*STATED EXERCISE:*
The data below should be printed in full, exactly, and without any of its images.

[Items from a dataset]
BEGIN

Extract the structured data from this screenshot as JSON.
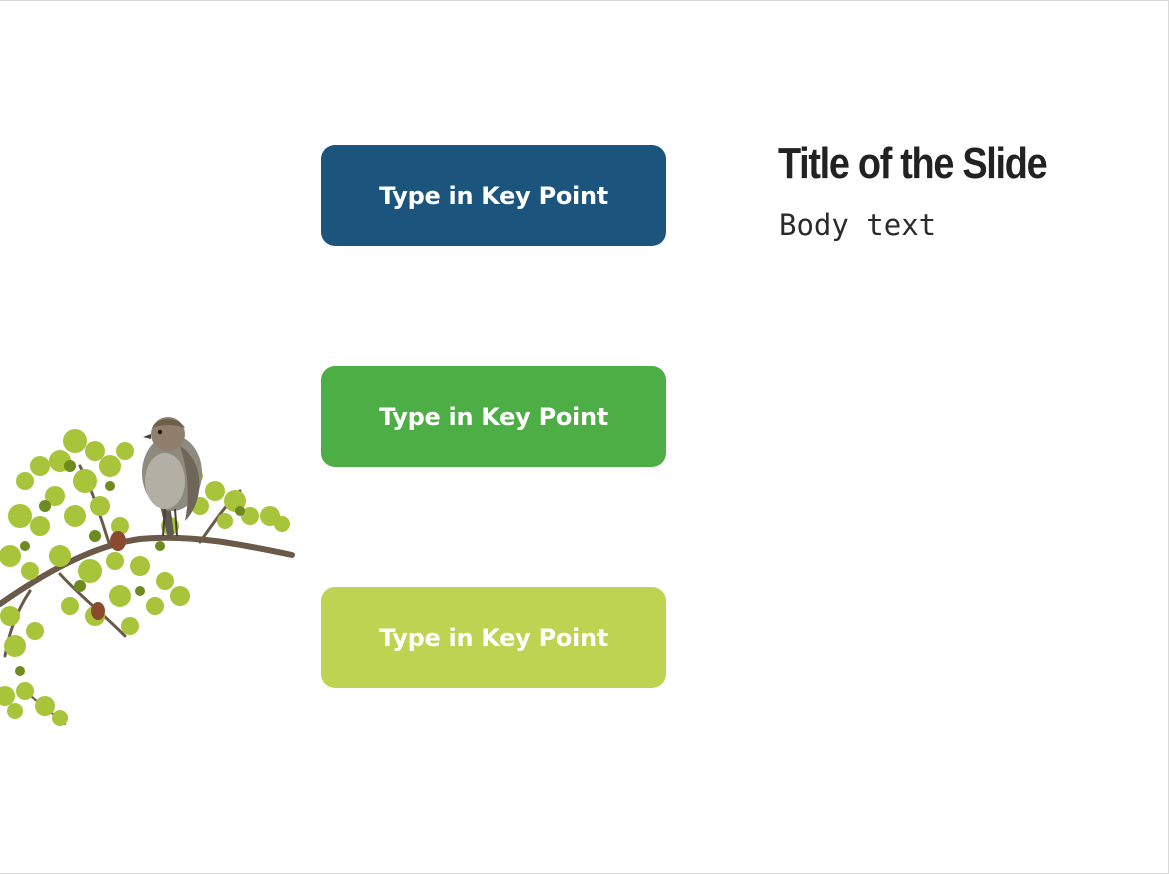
{
  "slide": {
    "title": "Title of the Slide",
    "body_text": "Body text",
    "key_points": [
      {
        "label": "Type in Key Point",
        "color": "#1b557e"
      },
      {
        "label": "Type in Key Point",
        "color": "#4dae45"
      },
      {
        "label": "Type in Key Point",
        "color": "#bfd352"
      }
    ],
    "image": "bird-on-branch-image",
    "colors": {
      "background": "#ffffff",
      "title_text": "#222222",
      "body_text": "#2a2a2a",
      "leaf_green": "#a7c43a",
      "leaf_dark": "#6d8b1f",
      "branch": "#6b5a4a",
      "bird_body": "#8d8a80"
    }
  }
}
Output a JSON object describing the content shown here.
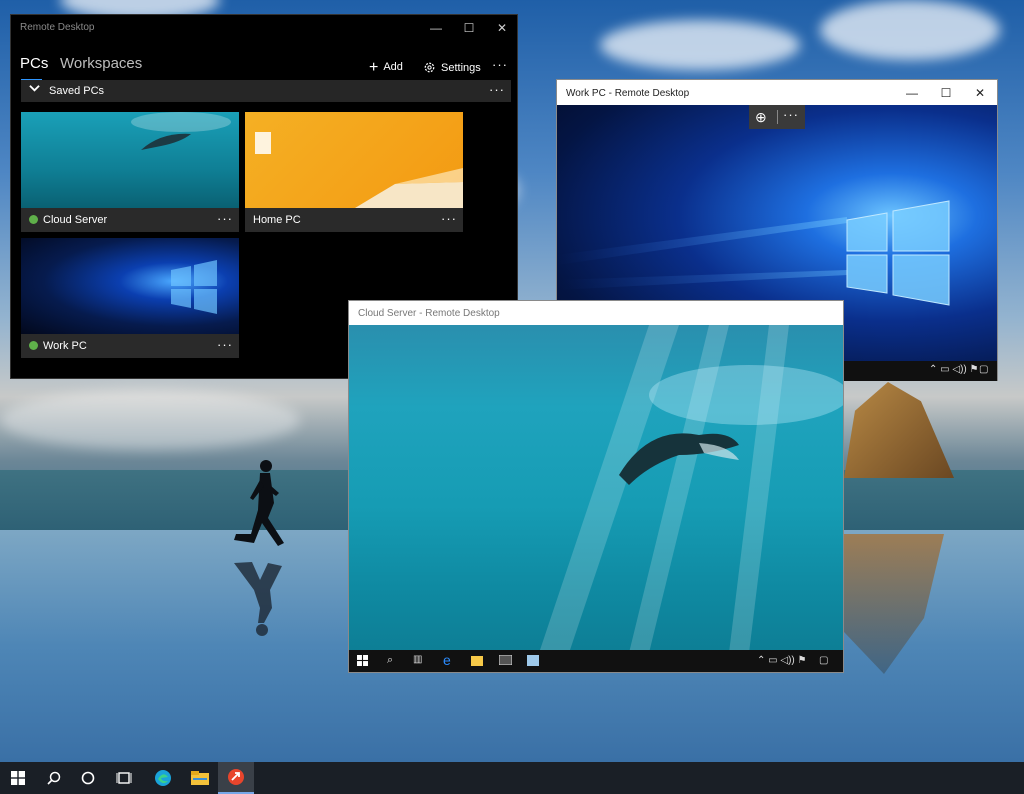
{
  "rd_app": {
    "title": "Remote Desktop",
    "tabs": [
      {
        "label": "PCs"
      },
      {
        "label": "Workspaces"
      }
    ],
    "toolbar": {
      "add_label": "Add",
      "settings_label": "Settings",
      "more_label": "···"
    },
    "group": {
      "label": "Saved PCs",
      "more": "···"
    },
    "pcs": [
      {
        "name": "Cloud Server",
        "status": "connected",
        "more": "···"
      },
      {
        "name": "Home PC",
        "status": "",
        "more": "···"
      },
      {
        "name": "Work PC",
        "status": "connected",
        "more": "···"
      }
    ],
    "window_controls": {
      "minimize": "—",
      "maximize": "☐",
      "close": "✕"
    }
  },
  "work_pc_window": {
    "title": "Work PC - Remote Desktop",
    "zoom_bar": {
      "zoom_icon": "⊕",
      "more": "···"
    },
    "window_controls": {
      "minimize": "—",
      "maximize": "☐",
      "close": "✕"
    }
  },
  "cloud_server_window": {
    "title": "Cloud Server - Remote Desktop"
  },
  "taskbar": {
    "icons": [
      "windows-icon",
      "search-icon",
      "cortana-icon",
      "task-view-icon",
      "edge-icon",
      "file-explorer-icon",
      "remote-desktop-icon"
    ]
  },
  "colors": {
    "accent": "#2f96ff",
    "status_green": "#5fb04a",
    "app_background": "#000000"
  }
}
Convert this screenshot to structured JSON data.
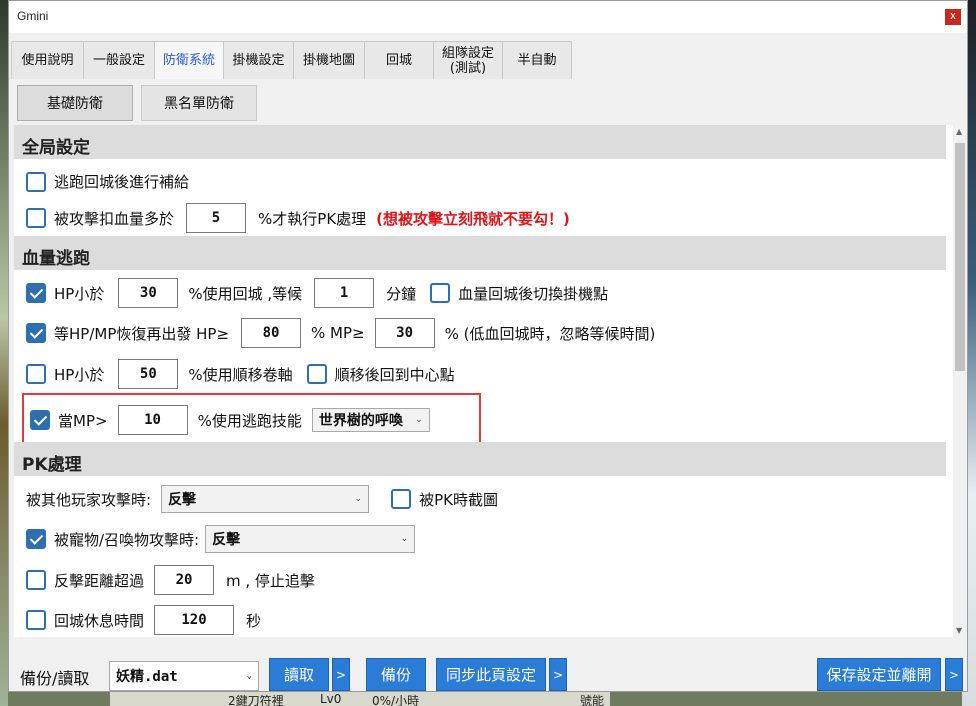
{
  "window": {
    "title": "Gmini",
    "close": "x"
  },
  "tabs": [
    {
      "label": "使用說明"
    },
    {
      "label": "一般設定"
    },
    {
      "label": "防衛系統"
    },
    {
      "label": "掛機設定"
    },
    {
      "label": "掛機地圖"
    },
    {
      "label": "回城"
    },
    {
      "label": "組隊設定\n(測試)"
    },
    {
      "label": "半自動"
    }
  ],
  "subtabs": [
    {
      "label": "基礎防衛"
    },
    {
      "label": "黑名單防衛"
    }
  ],
  "sections": {
    "global": "全局設定",
    "hp_escape": "血量逃跑",
    "pk": "PK處理"
  },
  "global": {
    "resupply": {
      "label": "逃跑回城後進行補給",
      "checked": false
    },
    "attacked": {
      "label": "被攻擊扣血量多於",
      "value": "5",
      "suffix": "%才執行PK處理",
      "warning": "(想被攻擊立刻飛就不要勾！)",
      "checked": false
    }
  },
  "hp": {
    "row1": {
      "label": "HP小於",
      "value": "30",
      "mid": "%使用回城 ,等候",
      "wait": "1",
      "unit": "分鐘",
      "switch_label": "血量回城後切換掛機點",
      "checked": true,
      "switch_checked": false
    },
    "row2": {
      "label": "等HP/MP恢復再出發 HP≥",
      "hp": "80",
      "mid": "%  MP≥",
      "mp": "30",
      "suffix": "% (低血回城時，忽略等候時間)",
      "checked": true
    },
    "row3": {
      "label": "HP小於",
      "value": "50",
      "mid": "%使用順移卷軸",
      "center_label": "順移後回到中心點",
      "checked": false,
      "center_checked": false
    },
    "row4": {
      "label": "當MP>",
      "value": "10",
      "mid": "%使用逃跑技能",
      "skill": "世界樹的呼喚",
      "checked": true
    }
  },
  "pk": {
    "player": {
      "label": "被其他玩家攻擊時:",
      "action": "反擊",
      "screenshot_label": "被PK時截圖",
      "screenshot_checked": false
    },
    "pet": {
      "label": "被寵物/召喚物攻擊時:",
      "action": "反擊",
      "checked": true
    },
    "distance": {
      "label": "反擊距離超過",
      "value": "20",
      "suffix": "m , 停止追擊",
      "checked": false
    },
    "rest": {
      "label": "回城休息時間",
      "value": "120",
      "suffix": "秒",
      "checked": false
    }
  },
  "bottom": {
    "label": "備份/讀取",
    "file": "妖精.dat",
    "read": "讀取",
    "more": ">",
    "backup": "備份",
    "sync": "同步此頁設定",
    "save": "保存設定並離開"
  },
  "background": {
    "t1": "2鍵刀符裡",
    "t2": "Lv0",
    "t3": "0%/小時",
    "t4": "號能"
  },
  "colors": {
    "accent": "#2b7cd6",
    "warning": "#e0141a",
    "highlight": "#e03a3a",
    "active_tab": "#2a5adb"
  }
}
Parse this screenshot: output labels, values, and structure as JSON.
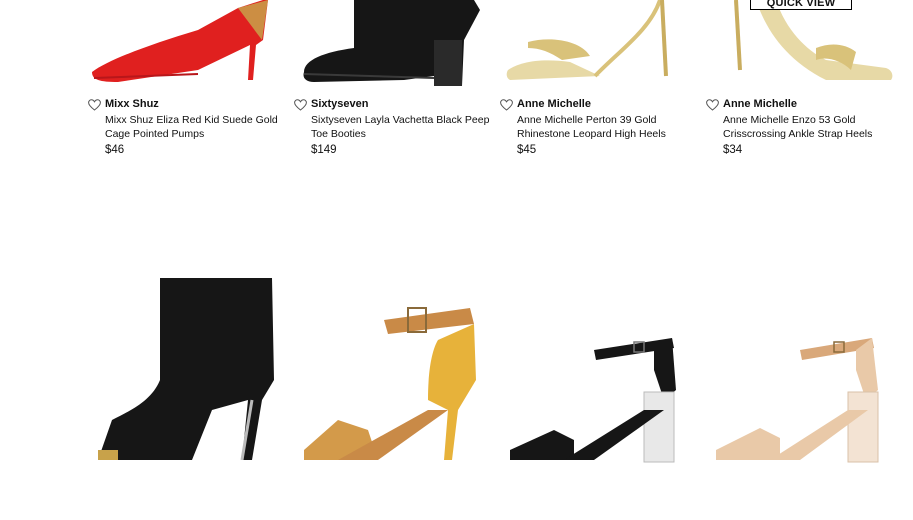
{
  "quick_view_label": "QUICK VIEW",
  "products": [
    {
      "brand": "Mixx Shuz",
      "name": "Mixx Shuz Eliza Red Kid Suede Gold Cage Pointed Pumps",
      "price": "$46"
    },
    {
      "brand": "Sixtyseven",
      "name": "Sixtyseven Layla Vachetta Black Peep Toe Booties",
      "price": "$149"
    },
    {
      "brand": "Anne Michelle",
      "name": "Anne Michelle Perton 39 Gold Rhinestone Leopard High Heels",
      "price": "$45"
    },
    {
      "brand": "Anne Michelle",
      "name": "Anne Michelle Enzo 53 Gold Crisscrossing Ankle Strap Heels",
      "price": "$34"
    }
  ],
  "colors": {
    "red": "#e0201f",
    "black": "#161616",
    "gold": "#d9c27a",
    "mustard": "#e7b23a",
    "tan": "#c98a47",
    "nude": "#e9c9a8"
  },
  "icons": [
    "heart-icon"
  ]
}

END

*RESULT OF THE TASK:*
Extract the structured data from this screenshot as JSON.
{
  "slide": {
    "title": "Title of the Slide",
    "body_text": "Body text",
    "key_points": [
      {
        "label": "Type in Key Point",
        "color": "#1b557e"
      },
      {
        "label": "Type in Key Point",
        "color": "#4dae45"
      },
      {
        "label": "Type in Key Point",
        "color": "#bfd352"
      }
    ],
    "image": "bird-on-branch-image",
    "colors": {
      "background": "#ffffff",
      "title_text": "#222222",
      "body_text": "#2a2a2a",
      "leaf_green": "#a7c43a",
      "leaf_dark": "#6d8b1f",
      "branch": "#6b5a4a",
      "bird_body": "#8d8a80"
    }
  }
}
Output a JSON object describing the content shown here.
{
  "rd_app": {
    "title": "Remote Desktop",
    "tabs": [
      {
        "label": "PCs"
      },
      {
        "label": "Workspaces"
      }
    ],
    "toolbar": {
      "add_label": "Add",
      "settings_label": "Settings",
      "more_label": "···"
    },
    "group": {
      "label": "Saved PCs",
      "more": "···"
    },
    "pcs": [
      {
        "name": "Cloud Server",
        "status": "connected",
        "more": "···"
      },
      {
        "name": "Home PC",
        "status": "",
        "more": "···"
      },
      {
        "name": "Work PC",
        "status": "connected",
        "more": "···"
      }
    ],
    "window_controls": {
      "minimize": "—",
      "maximize": "☐",
      "close": "✕"
    }
  },
  "work_pc_window": {
    "title": "Work PC - Remote Desktop",
    "zoom_bar": {
      "zoom_icon": "⊕",
      "more": "···"
    },
    "window_controls": {
      "minimize": "—",
      "maximize": "☐",
      "close": "✕"
    }
  },
  "cloud_server_window": {
    "title": "Cloud Server - Remote Desktop"
  },
  "taskbar": {
    "icons": [
      "windows-icon",
      "search-icon",
      "cortana-icon",
      "task-view-icon",
      "edge-icon",
      "file-explorer-icon",
      "remote-desktop-icon"
    ]
  },
  "colors": {
    "accent": "#2f96ff",
    "status_green": "#5fb04a",
    "app_background": "#000000"
  }
}
Convert this screenshot to structured JSON data.
{
  "window": {
    "title": "Gmini",
    "close": "x"
  },
  "tabs": [
    {
      "label": "使用說明"
    },
    {
      "label": "一般設定"
    },
    {
      "label": "防衛系統"
    },
    {
      "label": "掛機設定"
    },
    {
      "label": "掛機地圖"
    },
    {
      "label": "回城"
    },
    {
      "label": "組隊設定\n(測試)"
    },
    {
      "label": "半自動"
    }
  ],
  "subtabs": [
    {
      "label": "基礎防衛"
    },
    {
      "label": "黑名單防衛"
    }
  ],
  "sections": {
    "global": "全局設定",
    "hp_escape": "血量逃跑",
    "pk": "PK處理"
  },
  "global": {
    "resupply": {
      "label": "逃跑回城後進行補給",
      "checked": false
    },
    "attacked": {
      "label": "被攻擊扣血量多於",
      "value": "5",
      "suffix": "%才執行PK處理",
      "warning": "(想被攻擊立刻飛就不要勾！)",
      "checked": false
    }
  },
  "hp": {
    "row1": {
      "label": "HP小於",
      "value": "30",
      "mid": "%使用回城 ,等候",
      "wait": "1",
      "unit": "分鐘",
      "switch_label": "血量回城後切換掛機點",
      "checked": true,
      "switch_checked": false
    },
    "row2": {
      "label": "等HP/MP恢復再出發 HP≥",
      "hp": "80",
      "mid": "%  MP≥",
      "mp": "30",
      "suffix": "% (低血回城時，忽略等候時間)",
      "checked": true
    },
    "row3": {
      "label": "HP小於",
      "value": "50",
      "mid": "%使用順移卷軸",
      "center_label": "順移後回到中心點",
      "checked": false,
      "center_checked": false
    },
    "row4": {
      "label": "當MP>",
      "value": "10",
      "mid": "%使用逃跑技能",
      "skill": "世界樹的呼喚",
      "checked": true
    }
  },
  "pk": {
    "player": {
      "label": "被其他玩家攻擊時:",
      "action": "反擊",
      "screenshot_label": "被PK時截圖",
      "screenshot_checked": false
    },
    "pet": {
      "label": "被寵物/召喚物攻擊時:",
      "action": "反擊",
      "checked": true
    },
    "distance": {
      "label": "反擊距離超過",
      "value": "20",
      "suffix": "m , 停止追擊",
      "checked": false
    },
    "rest": {
      "label": "回城休息時間",
      "value": "120",
      "suffix": "秒",
      "checked": false
    }
  },
  "bottom": {
    "label": "備份/讀取",
    "file": "妖精.dat",
    "read": "讀取",
    "more": ">",
    "backup": "備份",
    "sync": "同步此頁設定",
    "save": "保存設定並離開"
  },
  "background": {
    "t1": "2鍵刀符裡",
    "t2": "Lv0",
    "t3": "0%/小時",
    "t4": "號能"
  },
  "colors": {
    "accent": "#2b7cd6",
    "warning": "#e0141a",
    "highlight": "#e03a3a",
    "active_tab": "#2a5adb"
  }
}
Parse this screenshot: output labels, values, and structure as JSON.
{
  "quick_view_label": "QUICK VIEW",
  "products": [
    {
      "brand": "Mixx Shuz",
      "name": "Mixx Shuz Eliza Red Kid Suede Gold Cage Pointed Pumps",
      "price": "$46"
    },
    {
      "brand": "Sixtyseven",
      "name": "Sixtyseven Layla Vachetta Black Peep Toe Booties",
      "price": "$149"
    },
    {
      "brand": "Anne Michelle",
      "name": "Anne Michelle Perton 39 Gold Rhinestone Leopard High Heels",
      "price": "$45"
    },
    {
      "brand": "Anne Michelle",
      "name": "Anne Michelle Enzo 53 Gold Crisscrossing Ankle Strap Heels",
      "price": "$34"
    }
  ],
  "colors": {
    "red": "#e0201f",
    "black": "#161616",
    "gold": "#d9c27a",
    "mustard": "#e7b23a",
    "tan": "#c98a47",
    "nude": "#e9c9a8"
  },
  "icons": [
    "heart-icon"
  ]
}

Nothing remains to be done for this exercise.